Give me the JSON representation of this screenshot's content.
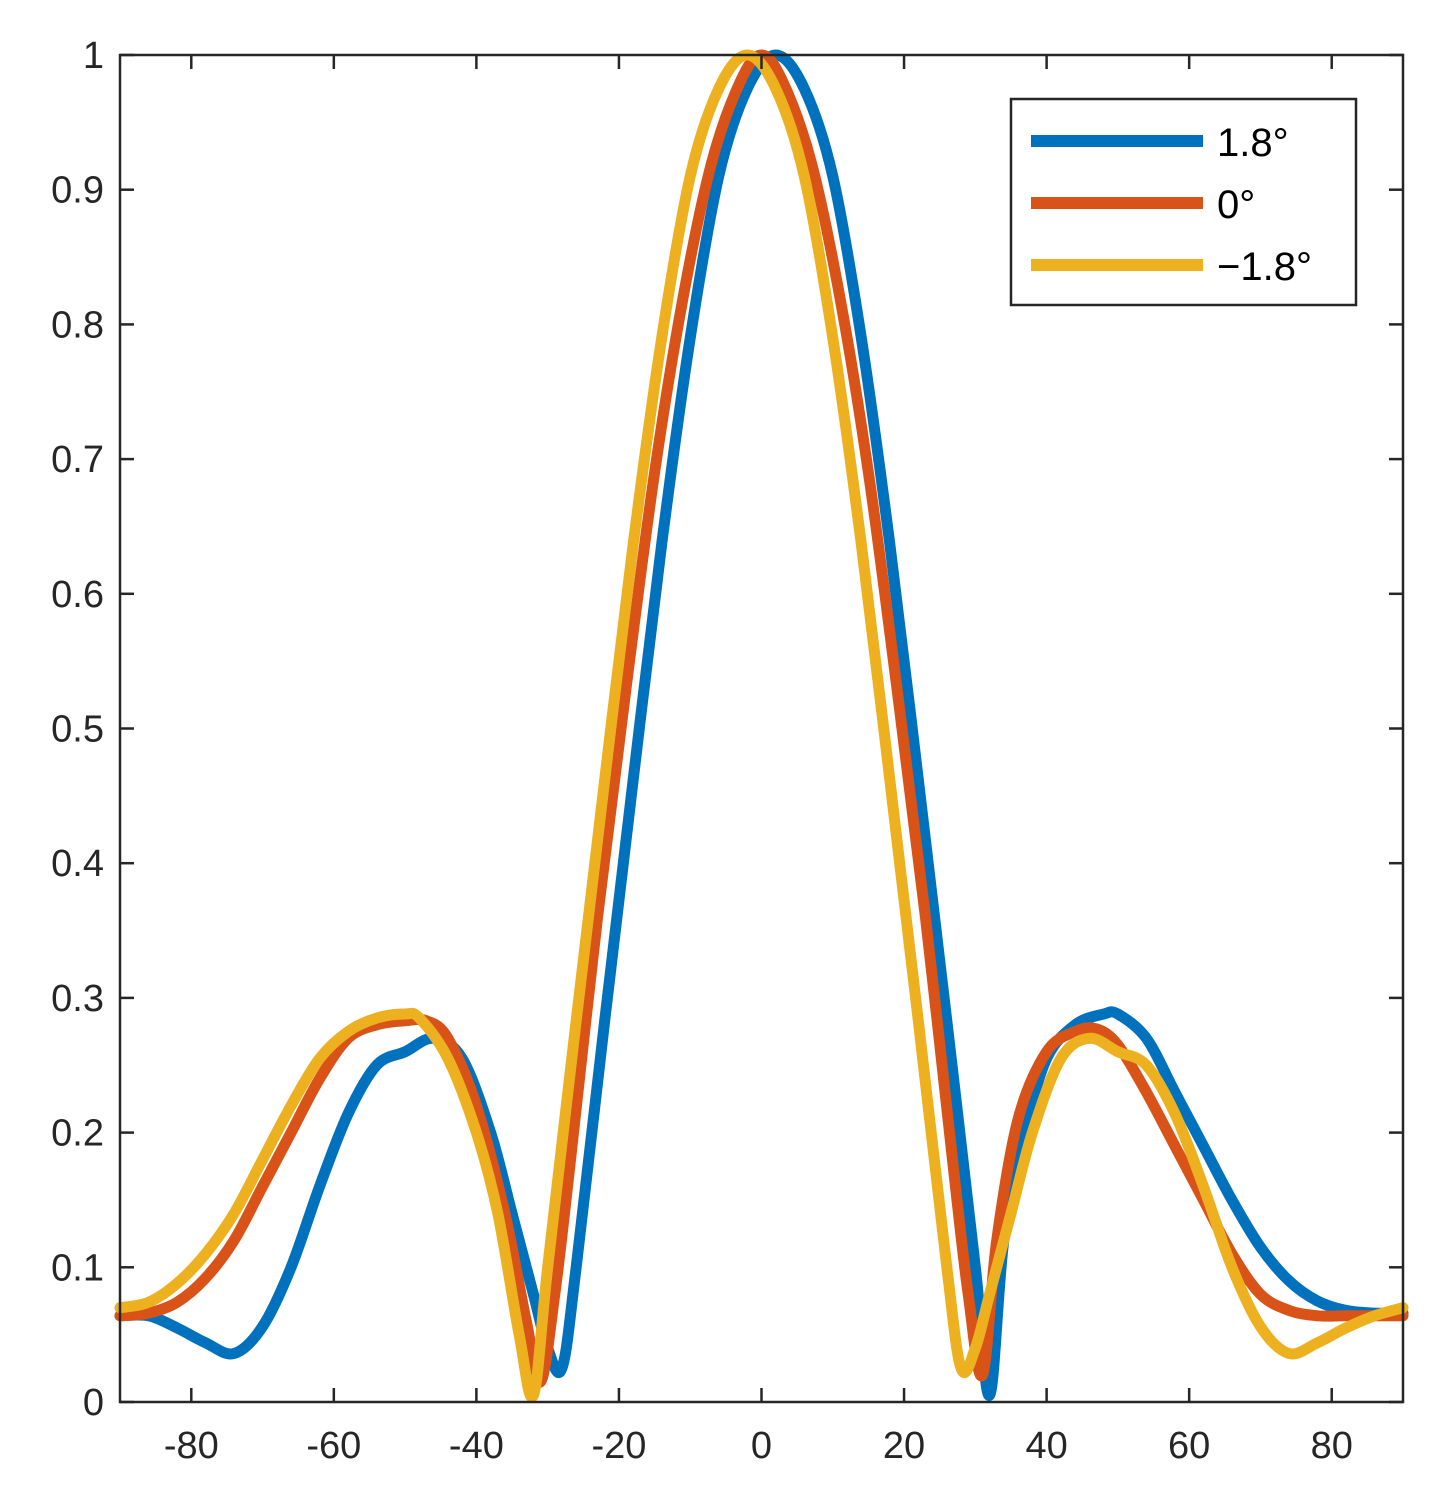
{
  "chart_data": {
    "type": "line",
    "title": "",
    "xlabel": "",
    "ylabel": "",
    "xlim": [
      -90,
      90
    ],
    "ylim": [
      0,
      1
    ],
    "xticks": [
      -80,
      -60,
      -40,
      -20,
      0,
      20,
      40,
      60,
      80
    ],
    "yticks": [
      0,
      0.1,
      0.2,
      0.3,
      0.4,
      0.5,
      0.6,
      0.7,
      0.8,
      0.9,
      1
    ],
    "grid": false,
    "legend_position": "top-right",
    "series": [
      {
        "name": "1.8°",
        "color": "#0072BD",
        "x": [
          -90,
          -86,
          -82,
          -78,
          -74,
          -70,
          -66,
          -62,
          -58,
          -54,
          -50,
          -46,
          -42,
          -38,
          -35,
          -32,
          -30,
          -28,
          -26,
          -22,
          -18,
          -14,
          -10,
          -6,
          -2,
          2,
          6,
          10,
          14,
          18,
          22,
          26,
          30,
          32,
          34,
          37,
          40,
          44,
          48,
          50,
          54,
          58,
          62,
          66,
          70,
          74,
          78,
          82,
          86,
          90
        ],
        "y": [
          0.064,
          0.064,
          0.055,
          0.044,
          0.036,
          0.056,
          0.1,
          0.16,
          0.214,
          0.25,
          0.26,
          0.27,
          0.255,
          0.2,
          0.14,
          0.08,
          0.04,
          0.025,
          0.1,
          0.283,
          0.462,
          0.637,
          0.79,
          0.91,
          0.975,
          1.0,
          0.975,
          0.91,
          0.79,
          0.637,
          0.462,
          0.283,
          0.1,
          0.005,
          0.12,
          0.2,
          0.255,
          0.28,
          0.288,
          0.288,
          0.27,
          0.23,
          0.19,
          0.15,
          0.115,
          0.09,
          0.075,
          0.068,
          0.066,
          0.066
        ]
      },
      {
        "name": "0°",
        "color": "#D95319",
        "x": [
          -90,
          -86,
          -82,
          -78,
          -74,
          -70,
          -66,
          -62,
          -58,
          -54,
          -50,
          -47,
          -44,
          -40,
          -36,
          -33,
          -31,
          -29,
          -27,
          -23,
          -19,
          -15,
          -11,
          -7,
          -3,
          0,
          3,
          7,
          11,
          15,
          19,
          23,
          27,
          29,
          31,
          33,
          36,
          40,
          44,
          47,
          50,
          54,
          58,
          62,
          66,
          70,
          74,
          78,
          82,
          86,
          90
        ],
        "y": [
          0.064,
          0.066,
          0.074,
          0.092,
          0.12,
          0.16,
          0.2,
          0.24,
          0.27,
          0.28,
          0.283,
          0.283,
          0.27,
          0.22,
          0.14,
          0.06,
          0.015,
          0.08,
          0.17,
          0.36,
          0.53,
          0.69,
          0.82,
          0.92,
          0.98,
          1.0,
          0.98,
          0.92,
          0.82,
          0.69,
          0.53,
          0.36,
          0.17,
          0.08,
          0.02,
          0.12,
          0.21,
          0.26,
          0.275,
          0.277,
          0.265,
          0.23,
          0.19,
          0.15,
          0.11,
          0.08,
          0.068,
          0.064,
          0.064,
          0.064,
          0.064
        ]
      },
      {
        "name": "−1.8°",
        "color": "#EDB120",
        "x": [
          -90,
          -86,
          -82,
          -78,
          -74,
          -70,
          -66,
          -62,
          -58,
          -54,
          -50,
          -48,
          -44,
          -40,
          -37,
          -34,
          -32,
          -30,
          -26,
          -22,
          -18,
          -14,
          -10,
          -6,
          -2,
          2,
          6,
          10,
          14,
          18,
          22,
          26,
          28,
          30,
          32,
          35,
          38,
          42,
          46,
          50,
          54,
          58,
          62,
          66,
          70,
          74,
          78,
          82,
          86,
          90
        ],
        "y": [
          0.07,
          0.074,
          0.088,
          0.11,
          0.14,
          0.18,
          0.22,
          0.255,
          0.275,
          0.285,
          0.288,
          0.285,
          0.255,
          0.2,
          0.14,
          0.05,
          0.005,
          0.1,
          0.283,
          0.462,
          0.637,
          0.79,
          0.91,
          0.975,
          1.0,
          0.975,
          0.91,
          0.79,
          0.637,
          0.462,
          0.283,
          0.1,
          0.025,
          0.04,
          0.08,
          0.14,
          0.2,
          0.255,
          0.27,
          0.26,
          0.25,
          0.214,
          0.16,
          0.1,
          0.056,
          0.036,
          0.044,
          0.055,
          0.064,
          0.07
        ]
      }
    ]
  }
}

→ **THE TASK**
Track down the lines that include the word "color" and copy them.

→ **ANSWER TO THE EXERCISE**
        "color": "#0072BD",
        "color": "#D95319",
        "color": "#EDB120",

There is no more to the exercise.